[Exercise prompt] Below is a block of data; give all of it again word for word.

--- START ---

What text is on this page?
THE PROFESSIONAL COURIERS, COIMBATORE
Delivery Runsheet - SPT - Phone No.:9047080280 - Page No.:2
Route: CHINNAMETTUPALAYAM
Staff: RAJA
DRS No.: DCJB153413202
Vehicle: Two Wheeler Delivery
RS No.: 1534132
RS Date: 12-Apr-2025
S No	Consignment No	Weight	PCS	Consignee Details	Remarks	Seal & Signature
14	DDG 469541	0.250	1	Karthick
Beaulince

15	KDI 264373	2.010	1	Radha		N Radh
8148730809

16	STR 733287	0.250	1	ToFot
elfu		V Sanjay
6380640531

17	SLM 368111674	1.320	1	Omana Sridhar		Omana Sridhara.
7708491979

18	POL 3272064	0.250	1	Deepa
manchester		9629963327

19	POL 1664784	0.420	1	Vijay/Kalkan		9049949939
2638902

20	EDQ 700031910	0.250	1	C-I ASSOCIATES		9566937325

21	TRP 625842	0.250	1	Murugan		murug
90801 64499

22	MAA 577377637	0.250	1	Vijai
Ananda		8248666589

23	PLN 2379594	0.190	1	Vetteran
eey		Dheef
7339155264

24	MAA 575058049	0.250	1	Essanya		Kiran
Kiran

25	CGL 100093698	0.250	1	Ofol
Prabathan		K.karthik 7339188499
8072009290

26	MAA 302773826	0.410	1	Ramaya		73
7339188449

--- END ---

[Response for this exercise]
What text is on this page?
THE PROFESSIONAL COURIERS, COIMBATORE
Delivery Runsheet - SPT - Phone No.:9047080280 - Page No.:2
Route: CHINNAMETTUPALAYAM
Staff: RAJA
DRS No.: DCJB153413202
Vehicle: Two Wheeler Delivery
RS No.: 1534132
RS Date: 12-Apr-2025
S No	Consignment No	Weight	PCS	Consignee Details	Remarks	Seal & Signature
14	DDG 469541	0.250	1	Karthick
Beaulince

15	KDI 264373	2.010	1	Radha		N Radh
8148730809

16	STR 733287	0.250	1	ToFot
elfu		V Sanjay
6380640531

17	SLM 368111674	1.320	1	Omana Sridhar		Omana Sridhara.
7708491979

18	POL 3272064	0.250	1	Deepa
manchester		9629963327

19	POL 1664784	0.420	1	Vijay/Kalkan		9049949939
2638902

20	EDQ 700031910	0.250	1	C-I ASSOCIATES		9566937325

21	TRP 625842	0.250	1	Murugan		murug
90801 64499

22	MAA 577377637	0.250	1	Vijai
Ananda		8248666589

23	PLN 2379594	0.190	1	Vetteran
eey		Dheef
7339155264

24	MAA 575058049	0.250	1	Essanya		Kiran
Kiran

25	CGL 100093698	0.250	1	Ofol
Prabathan		K.karthik 7339188499
8072009290

26	MAA 302773826	0.410	1	Ramaya		73
7339188449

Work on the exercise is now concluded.